Each entry below is to be extracted exactly.

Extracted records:
%%

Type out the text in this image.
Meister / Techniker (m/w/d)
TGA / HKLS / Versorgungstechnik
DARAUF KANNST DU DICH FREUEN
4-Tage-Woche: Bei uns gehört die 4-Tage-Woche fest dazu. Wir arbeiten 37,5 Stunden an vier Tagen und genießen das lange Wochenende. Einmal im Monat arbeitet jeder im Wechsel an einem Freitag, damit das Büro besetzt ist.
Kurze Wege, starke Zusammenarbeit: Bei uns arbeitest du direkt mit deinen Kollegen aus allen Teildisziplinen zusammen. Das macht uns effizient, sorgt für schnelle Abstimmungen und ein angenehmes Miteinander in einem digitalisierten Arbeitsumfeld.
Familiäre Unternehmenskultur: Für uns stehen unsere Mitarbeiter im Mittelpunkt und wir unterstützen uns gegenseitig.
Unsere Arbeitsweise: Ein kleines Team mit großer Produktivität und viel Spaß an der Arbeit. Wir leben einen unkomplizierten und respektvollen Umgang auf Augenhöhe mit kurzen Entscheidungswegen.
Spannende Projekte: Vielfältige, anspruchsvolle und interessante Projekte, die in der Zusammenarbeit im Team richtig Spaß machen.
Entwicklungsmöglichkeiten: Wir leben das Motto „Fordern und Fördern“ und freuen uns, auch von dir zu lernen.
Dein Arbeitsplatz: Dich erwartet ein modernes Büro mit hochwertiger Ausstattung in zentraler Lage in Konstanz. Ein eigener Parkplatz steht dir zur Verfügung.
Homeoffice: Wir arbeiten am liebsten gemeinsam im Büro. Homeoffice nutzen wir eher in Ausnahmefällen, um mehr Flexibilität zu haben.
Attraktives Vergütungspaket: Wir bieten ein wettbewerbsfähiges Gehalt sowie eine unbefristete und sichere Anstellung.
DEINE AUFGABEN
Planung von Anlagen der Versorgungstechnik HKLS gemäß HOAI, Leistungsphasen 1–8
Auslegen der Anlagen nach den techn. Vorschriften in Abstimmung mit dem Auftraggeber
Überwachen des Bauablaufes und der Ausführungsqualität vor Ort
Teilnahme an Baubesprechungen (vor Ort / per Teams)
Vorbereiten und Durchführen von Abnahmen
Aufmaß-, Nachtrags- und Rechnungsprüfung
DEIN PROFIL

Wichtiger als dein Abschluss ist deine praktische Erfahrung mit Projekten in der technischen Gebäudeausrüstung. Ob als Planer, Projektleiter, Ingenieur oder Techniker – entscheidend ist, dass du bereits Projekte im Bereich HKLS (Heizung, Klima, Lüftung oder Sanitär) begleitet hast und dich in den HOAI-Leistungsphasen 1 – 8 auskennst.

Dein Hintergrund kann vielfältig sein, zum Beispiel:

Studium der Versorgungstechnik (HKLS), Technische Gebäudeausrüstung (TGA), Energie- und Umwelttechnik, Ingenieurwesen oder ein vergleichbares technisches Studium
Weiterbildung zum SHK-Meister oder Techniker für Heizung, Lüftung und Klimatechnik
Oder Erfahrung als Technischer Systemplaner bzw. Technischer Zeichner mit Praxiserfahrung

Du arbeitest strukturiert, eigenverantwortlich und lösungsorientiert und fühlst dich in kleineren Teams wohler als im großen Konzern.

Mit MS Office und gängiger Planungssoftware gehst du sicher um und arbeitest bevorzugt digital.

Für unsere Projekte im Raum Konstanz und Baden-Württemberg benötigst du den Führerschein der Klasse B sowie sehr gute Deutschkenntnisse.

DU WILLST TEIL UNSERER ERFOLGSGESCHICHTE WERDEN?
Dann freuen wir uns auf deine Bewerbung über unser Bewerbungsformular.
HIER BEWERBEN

%%

EXERCISE RESULT:
Type out the text in this image.
Meister / Techniker (m/w/d)
TGA / HKLS / Versorgungstechnik
DARAUF KANNST DU DICH FREUEN
4-Tage-Woche: Bei uns gehört die 4-Tage-Woche fest dazu. Wir arbeiten 37,5 Stunden an vier Tagen und genießen das lange Wochenende. Einmal im Monat arbeitet jeder im Wechsel an einem Freitag, damit das Büro besetzt ist.
Kurze Wege, starke Zusammenarbeit: Bei uns arbeitest du direkt mit deinen Kollegen aus allen Teildisziplinen zusammen. Das macht uns effizient, sorgt für schnelle Abstimmungen und ein angenehmes Miteinander in einem digitalisierten Arbeitsumfeld.
Familiäre Unternehmenskultur: Für uns stehen unsere Mitarbeiter im Mittelpunkt und wir unterstützen uns gegenseitig.
Unsere Arbeitsweise: Ein kleines Team mit großer Produktivität und viel Spaß an der Arbeit. Wir leben einen unkomplizierten und respektvollen Umgang auf Augenhöhe mit kurzen Entscheidungswegen.
Spannende Projekte: Vielfältige, anspruchsvolle und interessante Projekte, die in der Zusammenarbeit im Team richtig Spaß machen.
Entwicklungsmöglichkeiten: Wir leben das Motto „Fordern und Fördern“ und freuen uns, auch von dir zu lernen.
Dein Arbeitsplatz: Dich erwartet ein modernes Büro mit hochwertiger Ausstattung in zentraler Lage in Konstanz. Ein eigener Parkplatz steht dir zur Verfügung.
Homeoffice: Wir arbeiten am liebsten gemeinsam im Büro. Homeoffice nutzen wir eher in Ausnahmefällen, um mehr Flexibilität zu haben.
Attraktives Vergütungspaket: Wir bieten ein wettbewerbsfähiges Gehalt sowie eine unbefristete und sichere Anstellung.
DEINE AUFGABEN
Planung von Anlagen der Versorgungstechnik HKLS gemäß HOAI, Leistungsphasen 1–8
Auslegen der Anlagen nach den techn. Vorschriften in Abstimmung mit dem Auftraggeber
Überwachen des Bauablaufes und der Ausführungsqualität vor Ort
Teilnahme an Baubesprechungen (vor Ort / per Teams)
Vorbereiten und Durchführen von Abnahmen
Aufmaß-, Nachtrags- und Rechnungsprüfung
DEIN PROFIL

Wichtiger als dein Abschluss ist deine praktische Erfahrung mit Projekten in der technischen Gebäudeausrüstung. Ob als Planer, Projektleiter, Ingenieur oder Techniker – entscheidend ist, dass du bereits Projekte im Bereich HKLS (Heizung, Klima, Lüftung oder Sanitär) begleitet hast und dich in den HOAI-Leistungsphasen 1 – 8 auskennst.

Dein Hintergrund kann vielfältig sein, zum Beispiel:

Studium der Versorgungstechnik (HKLS), Technische Gebäudeausrüstung (TGA), Energie- und Umwelttechnik, Ingenieurwesen oder ein vergleichbares technisches Studium
Weiterbildung zum SHK-Meister oder Techniker für Heizung, Lüftung und Klimatechnik
Oder Erfahrung als Technischer Systemplaner bzw. Technischer Zeichner mit Praxiserfahrung

Du arbeitest strukturiert, eigenverantwortlich und lösungsorientiert und fühlst dich in kleineren Teams wohler als im großen Konzern.

Mit MS Office und gängiger Planungssoftware gehst du sicher um und arbeitest bevorzugt digital.

Für unsere Projekte im Raum Konstanz und Baden-Württemberg benötigst du den Führerschein der Klasse B sowie sehr gute Deutschkenntnisse.

DU WILLST TEIL UNSERER ERFOLGSGESCHICHTE WERDEN?
Dann freuen wir uns auf deine Bewerbung über unser Bewerbungsformular.
HIER BEWERBEN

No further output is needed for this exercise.